#### [REQUEST]
Take the material and output all of it exactly.

=== PROVIDED MATERIAL ===

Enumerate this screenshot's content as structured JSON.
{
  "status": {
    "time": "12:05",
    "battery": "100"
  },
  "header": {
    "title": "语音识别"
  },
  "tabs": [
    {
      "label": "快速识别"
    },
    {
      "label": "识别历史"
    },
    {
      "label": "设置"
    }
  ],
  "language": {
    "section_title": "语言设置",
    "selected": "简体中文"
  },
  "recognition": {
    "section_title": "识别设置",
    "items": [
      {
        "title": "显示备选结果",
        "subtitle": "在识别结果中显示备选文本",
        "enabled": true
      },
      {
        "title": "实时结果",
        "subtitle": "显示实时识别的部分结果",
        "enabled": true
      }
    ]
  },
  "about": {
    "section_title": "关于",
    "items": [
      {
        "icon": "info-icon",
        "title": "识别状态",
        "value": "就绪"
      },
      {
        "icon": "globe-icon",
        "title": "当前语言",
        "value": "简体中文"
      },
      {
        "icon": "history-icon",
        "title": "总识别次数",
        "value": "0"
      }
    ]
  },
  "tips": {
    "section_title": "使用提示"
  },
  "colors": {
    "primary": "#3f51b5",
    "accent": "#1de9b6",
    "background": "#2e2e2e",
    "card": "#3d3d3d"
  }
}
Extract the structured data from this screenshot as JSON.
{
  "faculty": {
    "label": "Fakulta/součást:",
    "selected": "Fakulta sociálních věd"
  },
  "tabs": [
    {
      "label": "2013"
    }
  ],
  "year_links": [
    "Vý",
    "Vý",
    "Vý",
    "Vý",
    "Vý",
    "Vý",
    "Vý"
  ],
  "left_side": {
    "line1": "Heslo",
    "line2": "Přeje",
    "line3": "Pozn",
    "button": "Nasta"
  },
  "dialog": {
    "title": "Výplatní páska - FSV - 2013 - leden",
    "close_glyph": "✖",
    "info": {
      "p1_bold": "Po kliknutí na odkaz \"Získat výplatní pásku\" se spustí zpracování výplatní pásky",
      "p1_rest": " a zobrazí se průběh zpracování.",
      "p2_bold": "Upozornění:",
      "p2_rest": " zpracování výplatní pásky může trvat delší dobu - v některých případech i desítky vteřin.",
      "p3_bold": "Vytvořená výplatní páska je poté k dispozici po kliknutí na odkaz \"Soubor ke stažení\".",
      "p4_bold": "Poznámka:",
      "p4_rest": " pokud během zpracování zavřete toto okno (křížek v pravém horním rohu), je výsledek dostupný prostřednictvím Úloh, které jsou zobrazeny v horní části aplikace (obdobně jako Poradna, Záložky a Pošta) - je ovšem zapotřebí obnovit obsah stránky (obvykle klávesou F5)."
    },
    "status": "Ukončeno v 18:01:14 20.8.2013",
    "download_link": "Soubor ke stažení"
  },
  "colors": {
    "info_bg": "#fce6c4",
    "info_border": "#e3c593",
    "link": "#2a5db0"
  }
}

===

#### [RESPONSE TO THIS EXERCISE]
Enumerate this screenshot's content as structured JSON.
{
  "status": {
    "time": "12:05",
    "battery": "100"
  },
  "header": {
    "title": "语音识别"
  },
  "tabs": [
    {
      "label": "快速识别"
    },
    {
      "label": "识别历史"
    },
    {
      "label": "设置"
    }
  ],
  "language": {
    "section_title": "语言设置",
    "selected": "简体中文"
  },
  "recognition": {
    "section_title": "识别设置",
    "items": [
      {
        "title": "显示备选结果",
        "subtitle": "在识别结果中显示备选文本",
        "enabled": true
      },
      {
        "title": "实时结果",
        "subtitle": "显示实时识别的部分结果",
        "enabled": true
      }
    ]
  },
  "about": {
    "section_title": "关于",
    "items": [
      {
        "icon": "info-icon",
        "title": "识别状态",
        "value": "就绪"
      },
      {
        "icon": "globe-icon",
        "title": "当前语言",
        "value": "简体中文"
      },
      {
        "icon": "history-icon",
        "title": "总识别次数",
        "value": "0"
      }
    ]
  },
  "tips": {
    "section_title": "使用提示"
  },
  "colors": {
    "primary": "#3f51b5",
    "accent": "#1de9b6",
    "background": "#2e2e2e",
    "card": "#3d3d3d"
  }
}
Extract the structured data from this screenshot as JSON.
{
  "faculty": {
    "label": "Fakulta/součást:",
    "selected": "Fakulta sociálních věd"
  },
  "tabs": [
    {
      "label": "2013"
    }
  ],
  "year_links": [
    "Vý",
    "Vý",
    "Vý",
    "Vý",
    "Vý",
    "Vý",
    "Vý"
  ],
  "left_side": {
    "line1": "Heslo",
    "line2": "Přeje",
    "line3": "Pozn",
    "button": "Nasta"
  },
  "dialog": {
    "title": "Výplatní páska - FSV - 2013 - leden",
    "close_glyph": "✖",
    "info": {
      "p1_bold": "Po kliknutí na odkaz \"Získat výplatní pásku\" se spustí zpracování výplatní pásky",
      "p1_rest": " a zobrazí se průběh zpracování.",
      "p2_bold": "Upozornění:",
      "p2_rest": " zpracování výplatní pásky může trvat delší dobu - v některých případech i desítky vteřin.",
      "p3_bold": "Vytvořená výplatní páska je poté k dispozici po kliknutí na odkaz \"Soubor ke stažení\".",
      "p4_bold": "Poznámka:",
      "p4_rest": " pokud během zpracování zavřete toto okno (křížek v pravém horním rohu), je výsledek dostupný prostřednictvím Úloh, které jsou zobrazeny v horní části aplikace (obdobně jako Poradna, Záložky a Pošta) - je ovšem zapotřebí obnovit obsah stránky (obvykle klávesou F5)."
    },
    "status": "Ukončeno v 18:01:14 20.8.2013",
    "download_link": "Soubor ke stažení"
  },
  "colors": {
    "info_bg": "#fce6c4",
    "info_border": "#e3c593",
    "link": "#2a5db0"
  }
}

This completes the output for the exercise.